Material for the task:

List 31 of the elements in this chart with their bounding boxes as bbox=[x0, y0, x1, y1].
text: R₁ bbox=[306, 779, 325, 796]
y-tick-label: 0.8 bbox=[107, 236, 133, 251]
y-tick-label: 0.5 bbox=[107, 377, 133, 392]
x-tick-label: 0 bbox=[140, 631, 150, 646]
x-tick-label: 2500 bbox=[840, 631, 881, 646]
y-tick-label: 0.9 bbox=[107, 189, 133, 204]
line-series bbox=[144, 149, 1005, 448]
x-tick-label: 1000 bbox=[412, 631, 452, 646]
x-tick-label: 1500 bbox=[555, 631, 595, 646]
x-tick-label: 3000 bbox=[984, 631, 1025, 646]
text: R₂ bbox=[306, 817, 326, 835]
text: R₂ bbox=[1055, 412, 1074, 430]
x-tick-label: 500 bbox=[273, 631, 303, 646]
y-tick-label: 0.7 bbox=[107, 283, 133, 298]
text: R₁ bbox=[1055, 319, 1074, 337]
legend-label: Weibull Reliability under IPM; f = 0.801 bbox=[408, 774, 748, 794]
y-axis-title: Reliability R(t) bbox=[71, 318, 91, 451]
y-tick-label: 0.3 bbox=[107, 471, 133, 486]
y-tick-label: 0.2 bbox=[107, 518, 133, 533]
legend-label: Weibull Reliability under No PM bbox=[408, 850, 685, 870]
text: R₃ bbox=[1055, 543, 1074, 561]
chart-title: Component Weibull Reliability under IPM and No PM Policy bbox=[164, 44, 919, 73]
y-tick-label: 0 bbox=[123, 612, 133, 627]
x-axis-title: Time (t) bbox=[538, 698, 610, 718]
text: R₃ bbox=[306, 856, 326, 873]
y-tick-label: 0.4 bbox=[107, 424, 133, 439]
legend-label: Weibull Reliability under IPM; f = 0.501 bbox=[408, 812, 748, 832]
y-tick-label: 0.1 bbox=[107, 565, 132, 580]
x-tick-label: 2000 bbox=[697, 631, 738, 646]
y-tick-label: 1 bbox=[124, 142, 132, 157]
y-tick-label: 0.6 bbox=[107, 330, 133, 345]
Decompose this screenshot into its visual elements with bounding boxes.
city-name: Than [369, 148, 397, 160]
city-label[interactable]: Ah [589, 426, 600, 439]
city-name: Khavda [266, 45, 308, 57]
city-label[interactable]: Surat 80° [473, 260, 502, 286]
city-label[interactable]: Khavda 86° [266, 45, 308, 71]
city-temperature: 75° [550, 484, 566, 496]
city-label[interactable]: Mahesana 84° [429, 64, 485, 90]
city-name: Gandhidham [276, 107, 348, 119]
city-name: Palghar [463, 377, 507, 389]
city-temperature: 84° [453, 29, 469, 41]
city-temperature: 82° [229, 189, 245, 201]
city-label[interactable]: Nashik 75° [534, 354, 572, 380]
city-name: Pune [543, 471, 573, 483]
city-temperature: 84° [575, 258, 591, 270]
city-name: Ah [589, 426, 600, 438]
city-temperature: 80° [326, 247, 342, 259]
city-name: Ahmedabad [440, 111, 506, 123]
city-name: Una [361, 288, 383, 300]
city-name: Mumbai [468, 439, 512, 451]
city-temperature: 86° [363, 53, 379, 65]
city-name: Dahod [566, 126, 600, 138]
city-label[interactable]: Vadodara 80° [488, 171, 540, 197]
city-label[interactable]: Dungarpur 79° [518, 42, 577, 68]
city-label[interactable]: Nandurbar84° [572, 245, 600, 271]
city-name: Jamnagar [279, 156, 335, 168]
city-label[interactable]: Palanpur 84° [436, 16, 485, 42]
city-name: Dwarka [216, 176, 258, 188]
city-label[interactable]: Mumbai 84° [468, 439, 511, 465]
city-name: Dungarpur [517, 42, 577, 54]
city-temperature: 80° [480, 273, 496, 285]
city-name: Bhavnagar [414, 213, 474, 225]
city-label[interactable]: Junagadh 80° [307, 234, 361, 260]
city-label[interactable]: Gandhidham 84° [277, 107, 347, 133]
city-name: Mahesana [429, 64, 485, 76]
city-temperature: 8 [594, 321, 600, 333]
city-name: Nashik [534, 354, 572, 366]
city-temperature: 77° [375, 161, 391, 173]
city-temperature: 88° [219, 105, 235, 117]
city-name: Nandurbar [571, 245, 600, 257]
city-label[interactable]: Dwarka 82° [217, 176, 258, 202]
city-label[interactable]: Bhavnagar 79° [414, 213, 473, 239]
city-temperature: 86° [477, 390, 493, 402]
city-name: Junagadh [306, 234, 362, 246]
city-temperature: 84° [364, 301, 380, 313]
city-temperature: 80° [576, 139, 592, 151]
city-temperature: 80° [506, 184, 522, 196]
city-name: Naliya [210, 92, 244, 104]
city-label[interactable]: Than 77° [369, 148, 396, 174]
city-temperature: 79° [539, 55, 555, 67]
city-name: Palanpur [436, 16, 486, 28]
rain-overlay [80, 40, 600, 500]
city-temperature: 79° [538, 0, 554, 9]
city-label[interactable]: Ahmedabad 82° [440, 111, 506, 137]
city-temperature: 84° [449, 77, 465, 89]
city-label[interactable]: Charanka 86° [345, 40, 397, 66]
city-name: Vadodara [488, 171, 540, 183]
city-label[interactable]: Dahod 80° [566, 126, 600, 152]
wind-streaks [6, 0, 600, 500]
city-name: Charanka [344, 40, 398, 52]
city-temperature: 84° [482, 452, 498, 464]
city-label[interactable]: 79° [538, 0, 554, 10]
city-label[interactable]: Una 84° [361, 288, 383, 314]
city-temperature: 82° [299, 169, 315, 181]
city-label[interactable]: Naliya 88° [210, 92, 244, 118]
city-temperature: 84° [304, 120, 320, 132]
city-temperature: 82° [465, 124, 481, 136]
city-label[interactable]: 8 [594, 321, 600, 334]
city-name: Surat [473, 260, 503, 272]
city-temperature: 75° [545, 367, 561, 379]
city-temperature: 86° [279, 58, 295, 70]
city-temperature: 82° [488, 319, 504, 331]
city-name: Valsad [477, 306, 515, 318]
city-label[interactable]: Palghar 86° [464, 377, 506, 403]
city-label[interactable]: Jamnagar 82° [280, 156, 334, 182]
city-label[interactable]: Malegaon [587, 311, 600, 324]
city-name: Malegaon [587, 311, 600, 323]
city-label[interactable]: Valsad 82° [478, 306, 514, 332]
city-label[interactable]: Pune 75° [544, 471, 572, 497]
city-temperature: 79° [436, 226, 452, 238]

Exercise instructions:
Reproduce the entire listing above, line for line, with every character unchanged.

Written reply:
List 31 of the elements in this chart with their bounding boxes as bbox=[x0, y0, x1, y1].
text: R₁ bbox=[306, 779, 325, 796]
y-tick-label: 0.8 bbox=[107, 236, 133, 251]
y-tick-label: 0.5 bbox=[107, 377, 133, 392]
x-tick-label: 0 bbox=[140, 631, 150, 646]
x-tick-label: 2500 bbox=[840, 631, 881, 646]
y-tick-label: 0.9 bbox=[107, 189, 133, 204]
line-series bbox=[144, 149, 1005, 448]
x-tick-label: 1000 bbox=[412, 631, 452, 646]
x-tick-label: 1500 bbox=[555, 631, 595, 646]
x-tick-label: 3000 bbox=[984, 631, 1025, 646]
text: R₂ bbox=[306, 817, 326, 835]
text: R₂ bbox=[1055, 412, 1074, 430]
x-tick-label: 500 bbox=[273, 631, 303, 646]
y-tick-label: 0.7 bbox=[107, 283, 133, 298]
text: R₁ bbox=[1055, 319, 1074, 337]
legend-label: Weibull Reliability under IPM; f = 0.801 bbox=[408, 774, 748, 794]
y-axis-title: Reliability R(t) bbox=[71, 318, 91, 451]
y-tick-label: 0.3 bbox=[107, 471, 133, 486]
y-tick-label: 0.2 bbox=[107, 518, 133, 533]
legend-label: Weibull Reliability under No PM bbox=[408, 850, 685, 870]
text: R₃ bbox=[1055, 543, 1074, 561]
chart-title: Component Weibull Reliability under IPM and No PM Policy bbox=[164, 44, 919, 73]
y-tick-label: 0 bbox=[123, 612, 133, 627]
x-axis-title: Time (t) bbox=[538, 698, 610, 718]
text: R₃ bbox=[306, 856, 326, 873]
y-tick-label: 0.4 bbox=[107, 424, 133, 439]
legend-label: Weibull Reliability under IPM; f = 0.501 bbox=[408, 812, 748, 832]
y-tick-label: 0.1 bbox=[107, 565, 132, 580]
x-tick-label: 2000 bbox=[697, 631, 738, 646]
y-tick-label: 1 bbox=[124, 142, 132, 157]
y-tick-label: 0.6 bbox=[107, 330, 133, 345]
Decompose this screenshot into its visual elements with bounding boxes.
city-name: Than [369, 148, 397, 160]
city-label[interactable]: Ah [589, 426, 600, 439]
city-name: Khavda [266, 45, 308, 57]
city-label[interactable]: Surat 80° [473, 260, 502, 286]
city-label[interactable]: Khavda 86° [266, 45, 308, 71]
city-temperature: 75° [550, 484, 566, 496]
city-label[interactable]: Mahesana 84° [429, 64, 485, 90]
city-name: Gandhidham [276, 107, 348, 119]
city-name: Palghar [463, 377, 507, 389]
city-temperature: 84° [453, 29, 469, 41]
city-temperature: 82° [229, 189, 245, 201]
city-label[interactable]: Nashik 75° [534, 354, 572, 380]
city-name: Pune [543, 471, 573, 483]
city-temperature: 84° [575, 258, 591, 270]
city-name: Ah [589, 426, 600, 438]
city-temperature: 80° [326, 247, 342, 259]
city-name: Ahmedabad [440, 111, 506, 123]
city-name: Una [361, 288, 383, 300]
city-name: Mumbai [468, 439, 512, 451]
city-temperature: 86° [363, 53, 379, 65]
city-name: Dahod [566, 126, 600, 138]
city-label[interactable]: Vadodara 80° [488, 171, 540, 197]
city-label[interactable]: Dungarpur 79° [518, 42, 577, 68]
city-label[interactable]: Nandurbar84° [572, 245, 600, 271]
city-name: Jamnagar [279, 156, 335, 168]
city-label[interactable]: Palanpur 84° [436, 16, 485, 42]
city-name: Dwarka [216, 176, 258, 188]
city-label[interactable]: Mumbai 84° [468, 439, 511, 465]
city-name: Dungarpur [517, 42, 577, 54]
city-temperature: 80° [480, 273, 496, 285]
city-name: Bhavnagar [414, 213, 474, 225]
city-label[interactable]: Junagadh 80° [307, 234, 361, 260]
city-label[interactable]: Gandhidham 84° [277, 107, 347, 133]
city-name: Mahesana [429, 64, 485, 76]
city-temperature: 8 [594, 321, 600, 333]
city-name: Nashik [534, 354, 572, 366]
city-temperature: 77° [375, 161, 391, 173]
city-temperature: 88° [219, 105, 235, 117]
city-name: Nandurbar [571, 245, 600, 257]
city-label[interactable]: Dwarka 82° [217, 176, 258, 202]
city-label[interactable]: Bhavnagar 79° [414, 213, 473, 239]
city-temperature: 86° [477, 390, 493, 402]
city-name: Junagadh [306, 234, 362, 246]
city-temperature: 84° [364, 301, 380, 313]
city-temperature: 80° [576, 139, 592, 151]
city-temperature: 80° [506, 184, 522, 196]
city-name: Naliya [210, 92, 244, 104]
city-label[interactable]: Than 77° [369, 148, 396, 174]
city-temperature: 79° [539, 55, 555, 67]
city-name: Palanpur [436, 16, 486, 28]
rain-overlay [80, 40, 600, 500]
city-temperature: 79° [538, 0, 554, 9]
city-label[interactable]: Ahmedabad 82° [440, 111, 506, 137]
city-temperature: 84° [449, 77, 465, 89]
city-label[interactable]: Charanka 86° [345, 40, 397, 66]
city-name: Vadodara [488, 171, 540, 183]
city-label[interactable]: Dahod 80° [566, 126, 600, 152]
wind-streaks [6, 0, 600, 500]
city-name: Charanka [344, 40, 398, 52]
city-temperature: 84° [482, 452, 498, 464]
city-label[interactable]: 79° [538, 0, 554, 10]
city-label[interactable]: Una 84° [361, 288, 383, 314]
city-temperature: 82° [299, 169, 315, 181]
city-label[interactable]: Naliya 88° [210, 92, 244, 118]
city-temperature: 84° [304, 120, 320, 132]
city-temperature: 82° [465, 124, 481, 136]
city-label[interactable]: 8 [594, 321, 600, 334]
city-name: Surat [473, 260, 503, 272]
city-temperature: 75° [545, 367, 561, 379]
city-temperature: 86° [279, 58, 295, 70]
city-temperature: 82° [488, 319, 504, 331]
city-name: Valsad [477, 306, 515, 318]
city-label[interactable]: Palghar 86° [464, 377, 506, 403]
city-label[interactable]: Jamnagar 82° [280, 156, 334, 182]
city-label[interactable]: Malegaon [587, 311, 600, 324]
city-name: Malegaon [587, 311, 600, 323]
city-label[interactable]: Valsad 82° [478, 306, 514, 332]
city-label[interactable]: Pune 75° [544, 471, 572, 497]
city-temperature: 79° [436, 226, 452, 238]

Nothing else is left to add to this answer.